**Required task:** In your copy, include every line of the listing below exactly but none of the pictures.

______________________________

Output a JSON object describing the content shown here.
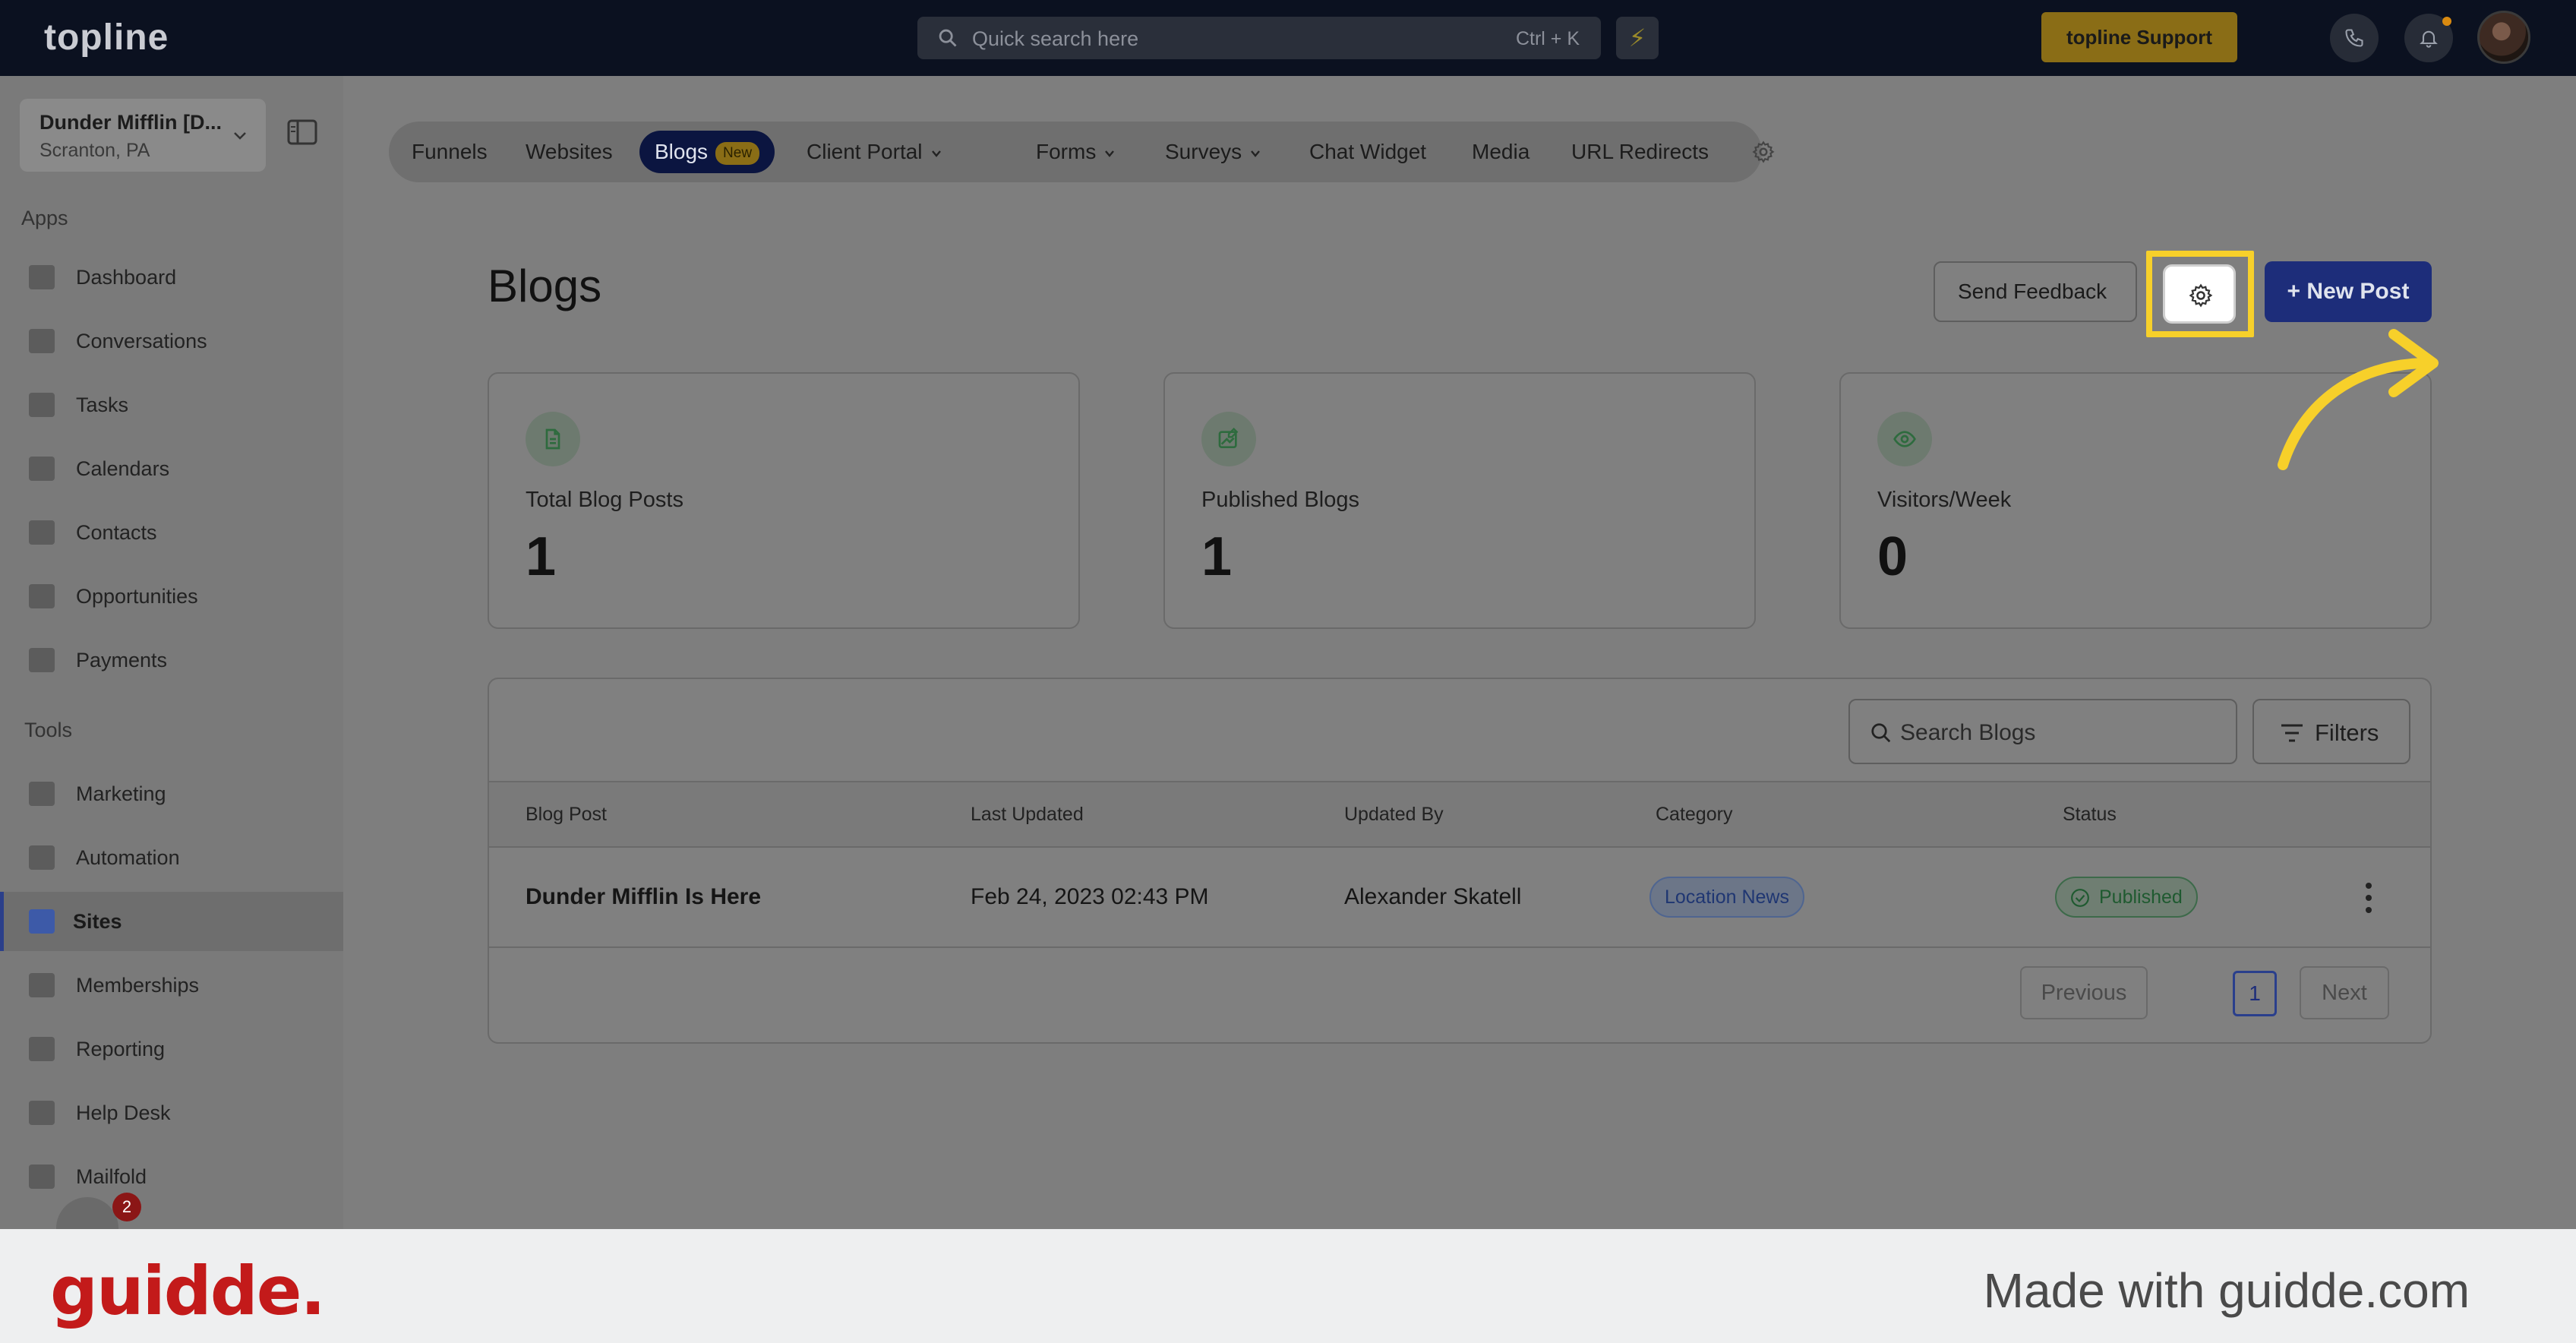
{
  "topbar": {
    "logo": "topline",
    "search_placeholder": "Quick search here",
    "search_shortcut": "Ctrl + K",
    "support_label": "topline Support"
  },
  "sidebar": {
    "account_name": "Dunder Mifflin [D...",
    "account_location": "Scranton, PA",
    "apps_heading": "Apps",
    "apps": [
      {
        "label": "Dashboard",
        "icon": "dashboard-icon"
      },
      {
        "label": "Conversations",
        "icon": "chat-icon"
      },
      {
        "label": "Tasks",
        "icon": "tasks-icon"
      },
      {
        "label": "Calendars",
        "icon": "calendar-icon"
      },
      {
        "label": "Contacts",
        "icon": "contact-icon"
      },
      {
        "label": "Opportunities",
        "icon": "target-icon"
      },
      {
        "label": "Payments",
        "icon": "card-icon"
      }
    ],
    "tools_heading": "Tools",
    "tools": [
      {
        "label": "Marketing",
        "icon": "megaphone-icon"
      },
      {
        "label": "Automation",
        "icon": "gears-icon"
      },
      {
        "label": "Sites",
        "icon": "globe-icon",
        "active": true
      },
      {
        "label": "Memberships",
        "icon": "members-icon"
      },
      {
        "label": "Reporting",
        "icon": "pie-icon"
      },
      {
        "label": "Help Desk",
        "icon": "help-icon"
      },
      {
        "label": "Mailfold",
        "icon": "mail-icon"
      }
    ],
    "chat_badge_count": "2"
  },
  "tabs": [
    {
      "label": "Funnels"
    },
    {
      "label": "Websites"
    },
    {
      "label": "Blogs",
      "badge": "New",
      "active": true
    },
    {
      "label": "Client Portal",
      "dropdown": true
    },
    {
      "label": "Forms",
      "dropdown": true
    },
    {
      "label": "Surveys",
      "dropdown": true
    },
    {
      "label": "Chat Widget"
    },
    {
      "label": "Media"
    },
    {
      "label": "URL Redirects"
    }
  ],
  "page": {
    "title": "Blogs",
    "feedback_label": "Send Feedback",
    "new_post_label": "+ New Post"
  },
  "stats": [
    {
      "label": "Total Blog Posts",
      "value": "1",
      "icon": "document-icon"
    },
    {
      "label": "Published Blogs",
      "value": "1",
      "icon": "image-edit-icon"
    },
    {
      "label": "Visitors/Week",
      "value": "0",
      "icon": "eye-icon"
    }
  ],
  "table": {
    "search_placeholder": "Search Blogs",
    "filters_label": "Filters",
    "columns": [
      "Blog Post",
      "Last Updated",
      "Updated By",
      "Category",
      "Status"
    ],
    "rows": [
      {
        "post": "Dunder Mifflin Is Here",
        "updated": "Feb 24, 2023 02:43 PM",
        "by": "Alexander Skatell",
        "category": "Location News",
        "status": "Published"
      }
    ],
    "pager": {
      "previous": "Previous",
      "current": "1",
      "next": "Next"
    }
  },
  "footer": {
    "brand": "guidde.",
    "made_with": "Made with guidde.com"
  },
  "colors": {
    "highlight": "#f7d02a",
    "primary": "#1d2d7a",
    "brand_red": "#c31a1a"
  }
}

______________________________

**Task result:**
Output a JSON object describing the content shown here.
{
  "topbar": {
    "logo": "topline",
    "search_placeholder": "Quick search here",
    "search_shortcut": "Ctrl + K",
    "support_label": "topline Support"
  },
  "sidebar": {
    "account_name": "Dunder Mifflin [D...",
    "account_location": "Scranton, PA",
    "apps_heading": "Apps",
    "apps": [
      {
        "label": "Dashboard",
        "icon": "dashboard-icon"
      },
      {
        "label": "Conversations",
        "icon": "chat-icon"
      },
      {
        "label": "Tasks",
        "icon": "tasks-icon"
      },
      {
        "label": "Calendars",
        "icon": "calendar-icon"
      },
      {
        "label": "Contacts",
        "icon": "contact-icon"
      },
      {
        "label": "Opportunities",
        "icon": "target-icon"
      },
      {
        "label": "Payments",
        "icon": "card-icon"
      }
    ],
    "tools_heading": "Tools",
    "tools": [
      {
        "label": "Marketing",
        "icon": "megaphone-icon"
      },
      {
        "label": "Automation",
        "icon": "gears-icon"
      },
      {
        "label": "Sites",
        "icon": "globe-icon",
        "active": true
      },
      {
        "label": "Memberships",
        "icon": "members-icon"
      },
      {
        "label": "Reporting",
        "icon": "pie-icon"
      },
      {
        "label": "Help Desk",
        "icon": "help-icon"
      },
      {
        "label": "Mailfold",
        "icon": "mail-icon"
      }
    ],
    "chat_badge_count": "2"
  },
  "tabs": [
    {
      "label": "Funnels"
    },
    {
      "label": "Websites"
    },
    {
      "label": "Blogs",
      "badge": "New",
      "active": true
    },
    {
      "label": "Client Portal",
      "dropdown": true
    },
    {
      "label": "Forms",
      "dropdown": true
    },
    {
      "label": "Surveys",
      "dropdown": true
    },
    {
      "label": "Chat Widget"
    },
    {
      "label": "Media"
    },
    {
      "label": "URL Redirects"
    }
  ],
  "page": {
    "title": "Blogs",
    "feedback_label": "Send Feedback",
    "new_post_label": "+ New Post"
  },
  "stats": [
    {
      "label": "Total Blog Posts",
      "value": "1",
      "icon": "document-icon"
    },
    {
      "label": "Published Blogs",
      "value": "1",
      "icon": "image-edit-icon"
    },
    {
      "label": "Visitors/Week",
      "value": "0",
      "icon": "eye-icon"
    }
  ],
  "table": {
    "search_placeholder": "Search Blogs",
    "filters_label": "Filters",
    "columns": [
      "Blog Post",
      "Last Updated",
      "Updated By",
      "Category",
      "Status"
    ],
    "rows": [
      {
        "post": "Dunder Mifflin Is Here",
        "updated": "Feb 24, 2023 02:43 PM",
        "by": "Alexander Skatell",
        "category": "Location News",
        "status": "Published"
      }
    ],
    "pager": {
      "previous": "Previous",
      "current": "1",
      "next": "Next"
    }
  },
  "footer": {
    "brand": "guidde.",
    "made_with": "Made with guidde.com"
  },
  "colors": {
    "highlight": "#f7d02a",
    "primary": "#1d2d7a",
    "brand_red": "#c31a1a"
  }
}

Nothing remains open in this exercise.